BEGIN The records

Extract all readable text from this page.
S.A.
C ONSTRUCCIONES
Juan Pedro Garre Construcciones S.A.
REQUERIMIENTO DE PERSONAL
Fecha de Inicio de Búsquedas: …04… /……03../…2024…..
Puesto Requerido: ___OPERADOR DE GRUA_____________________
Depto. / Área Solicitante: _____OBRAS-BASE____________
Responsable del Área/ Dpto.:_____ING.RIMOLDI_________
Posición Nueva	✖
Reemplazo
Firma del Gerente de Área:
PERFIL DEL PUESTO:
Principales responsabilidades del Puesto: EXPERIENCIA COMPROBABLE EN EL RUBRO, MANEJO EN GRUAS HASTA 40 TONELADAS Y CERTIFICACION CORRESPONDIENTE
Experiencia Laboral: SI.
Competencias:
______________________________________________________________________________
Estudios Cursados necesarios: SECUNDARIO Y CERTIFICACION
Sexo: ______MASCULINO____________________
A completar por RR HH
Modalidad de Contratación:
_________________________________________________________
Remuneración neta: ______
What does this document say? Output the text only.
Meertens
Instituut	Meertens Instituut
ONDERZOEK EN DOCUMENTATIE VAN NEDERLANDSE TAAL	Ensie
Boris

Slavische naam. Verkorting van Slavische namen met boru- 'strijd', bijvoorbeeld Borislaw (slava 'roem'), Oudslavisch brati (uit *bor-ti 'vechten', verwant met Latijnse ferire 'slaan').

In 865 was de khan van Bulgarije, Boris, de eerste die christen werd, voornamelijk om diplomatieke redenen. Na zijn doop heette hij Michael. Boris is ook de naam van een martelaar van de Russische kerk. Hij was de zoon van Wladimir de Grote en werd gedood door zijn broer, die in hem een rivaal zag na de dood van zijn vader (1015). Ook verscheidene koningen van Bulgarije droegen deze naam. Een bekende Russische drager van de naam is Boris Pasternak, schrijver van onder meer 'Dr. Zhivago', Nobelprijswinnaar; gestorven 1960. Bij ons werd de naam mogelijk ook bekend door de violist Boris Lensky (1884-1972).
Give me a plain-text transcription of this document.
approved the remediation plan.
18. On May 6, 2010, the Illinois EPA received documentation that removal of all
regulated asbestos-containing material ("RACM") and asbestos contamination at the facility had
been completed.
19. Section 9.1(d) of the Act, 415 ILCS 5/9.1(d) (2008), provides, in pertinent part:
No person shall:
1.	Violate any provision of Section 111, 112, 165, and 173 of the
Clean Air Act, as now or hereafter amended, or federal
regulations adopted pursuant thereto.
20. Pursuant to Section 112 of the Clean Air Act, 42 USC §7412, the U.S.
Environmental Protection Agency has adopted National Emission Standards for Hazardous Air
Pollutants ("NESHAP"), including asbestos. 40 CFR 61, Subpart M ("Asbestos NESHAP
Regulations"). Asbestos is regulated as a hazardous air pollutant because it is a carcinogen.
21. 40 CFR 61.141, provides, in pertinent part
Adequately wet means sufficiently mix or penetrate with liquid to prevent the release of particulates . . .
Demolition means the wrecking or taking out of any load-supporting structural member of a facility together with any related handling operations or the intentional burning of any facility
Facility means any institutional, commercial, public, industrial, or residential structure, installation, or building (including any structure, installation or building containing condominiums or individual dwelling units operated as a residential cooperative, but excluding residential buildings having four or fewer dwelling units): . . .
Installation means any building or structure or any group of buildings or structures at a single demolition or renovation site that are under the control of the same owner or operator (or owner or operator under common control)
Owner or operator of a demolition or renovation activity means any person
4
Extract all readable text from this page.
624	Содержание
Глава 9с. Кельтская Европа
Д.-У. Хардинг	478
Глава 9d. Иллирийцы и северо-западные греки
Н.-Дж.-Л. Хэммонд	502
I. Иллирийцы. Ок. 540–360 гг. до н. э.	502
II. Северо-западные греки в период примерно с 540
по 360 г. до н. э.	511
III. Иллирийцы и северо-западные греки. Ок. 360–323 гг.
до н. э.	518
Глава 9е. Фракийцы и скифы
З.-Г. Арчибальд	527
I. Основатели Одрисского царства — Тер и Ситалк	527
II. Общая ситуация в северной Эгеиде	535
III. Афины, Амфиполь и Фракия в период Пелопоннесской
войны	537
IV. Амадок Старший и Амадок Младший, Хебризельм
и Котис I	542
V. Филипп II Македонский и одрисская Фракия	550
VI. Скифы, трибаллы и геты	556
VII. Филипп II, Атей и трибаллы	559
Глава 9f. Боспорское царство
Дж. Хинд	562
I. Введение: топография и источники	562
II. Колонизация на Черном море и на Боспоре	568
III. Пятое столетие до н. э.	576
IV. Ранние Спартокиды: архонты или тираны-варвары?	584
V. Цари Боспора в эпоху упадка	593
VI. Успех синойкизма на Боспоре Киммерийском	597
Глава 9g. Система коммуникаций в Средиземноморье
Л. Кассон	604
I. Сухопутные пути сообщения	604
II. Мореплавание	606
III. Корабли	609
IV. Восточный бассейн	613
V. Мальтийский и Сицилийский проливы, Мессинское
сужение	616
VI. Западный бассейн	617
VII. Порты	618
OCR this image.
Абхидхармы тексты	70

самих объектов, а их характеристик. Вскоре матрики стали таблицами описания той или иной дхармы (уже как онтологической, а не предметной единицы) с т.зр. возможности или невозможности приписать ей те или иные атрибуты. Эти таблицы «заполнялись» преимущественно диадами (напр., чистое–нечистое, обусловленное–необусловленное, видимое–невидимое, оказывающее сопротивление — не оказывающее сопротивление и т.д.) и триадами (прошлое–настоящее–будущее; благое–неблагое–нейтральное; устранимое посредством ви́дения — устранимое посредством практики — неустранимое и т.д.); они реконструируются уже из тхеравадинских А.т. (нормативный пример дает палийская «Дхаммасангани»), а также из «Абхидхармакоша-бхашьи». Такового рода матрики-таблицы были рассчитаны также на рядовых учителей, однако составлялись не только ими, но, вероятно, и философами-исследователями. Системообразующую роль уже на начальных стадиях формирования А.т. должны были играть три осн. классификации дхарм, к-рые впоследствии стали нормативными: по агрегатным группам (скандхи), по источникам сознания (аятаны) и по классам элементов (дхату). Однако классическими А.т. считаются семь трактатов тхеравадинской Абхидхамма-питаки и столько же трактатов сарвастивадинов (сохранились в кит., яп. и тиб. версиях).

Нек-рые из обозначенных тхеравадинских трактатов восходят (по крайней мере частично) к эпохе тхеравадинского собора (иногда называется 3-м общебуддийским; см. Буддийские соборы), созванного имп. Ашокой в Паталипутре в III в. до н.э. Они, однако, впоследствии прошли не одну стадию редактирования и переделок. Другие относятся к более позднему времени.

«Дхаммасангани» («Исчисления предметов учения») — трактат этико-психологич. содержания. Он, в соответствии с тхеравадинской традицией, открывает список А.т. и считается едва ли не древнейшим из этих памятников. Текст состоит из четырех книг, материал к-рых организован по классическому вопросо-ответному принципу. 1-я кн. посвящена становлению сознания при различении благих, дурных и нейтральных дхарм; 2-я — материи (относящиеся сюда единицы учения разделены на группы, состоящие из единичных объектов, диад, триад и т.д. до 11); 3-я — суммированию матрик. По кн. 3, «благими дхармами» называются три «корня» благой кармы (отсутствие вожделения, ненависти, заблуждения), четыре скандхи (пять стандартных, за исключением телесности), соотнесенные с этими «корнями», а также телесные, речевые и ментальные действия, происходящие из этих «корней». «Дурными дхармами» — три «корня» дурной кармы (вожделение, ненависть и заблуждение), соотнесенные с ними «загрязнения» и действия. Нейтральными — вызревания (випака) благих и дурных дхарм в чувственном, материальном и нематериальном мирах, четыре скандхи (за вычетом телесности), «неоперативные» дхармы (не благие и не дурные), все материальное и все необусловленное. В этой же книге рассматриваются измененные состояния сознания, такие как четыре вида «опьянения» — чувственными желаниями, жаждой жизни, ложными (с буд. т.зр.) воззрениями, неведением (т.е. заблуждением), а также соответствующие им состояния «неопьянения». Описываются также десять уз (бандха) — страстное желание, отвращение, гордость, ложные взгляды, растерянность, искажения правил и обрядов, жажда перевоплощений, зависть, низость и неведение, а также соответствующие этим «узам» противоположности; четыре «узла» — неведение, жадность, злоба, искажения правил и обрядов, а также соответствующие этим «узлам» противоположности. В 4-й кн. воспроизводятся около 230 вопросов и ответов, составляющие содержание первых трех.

END The records

Exercise requirements. Which lines contain the word "with"? Return each of them.

Exercise solution.
Adequately wet means sufficiently mix or penetrate with liquid to prevent the release of particulates . . .
Demolition means the wrecking or taking out of any load-supporting structural member of a facility together with any related handling operations or the intentional burning of any facility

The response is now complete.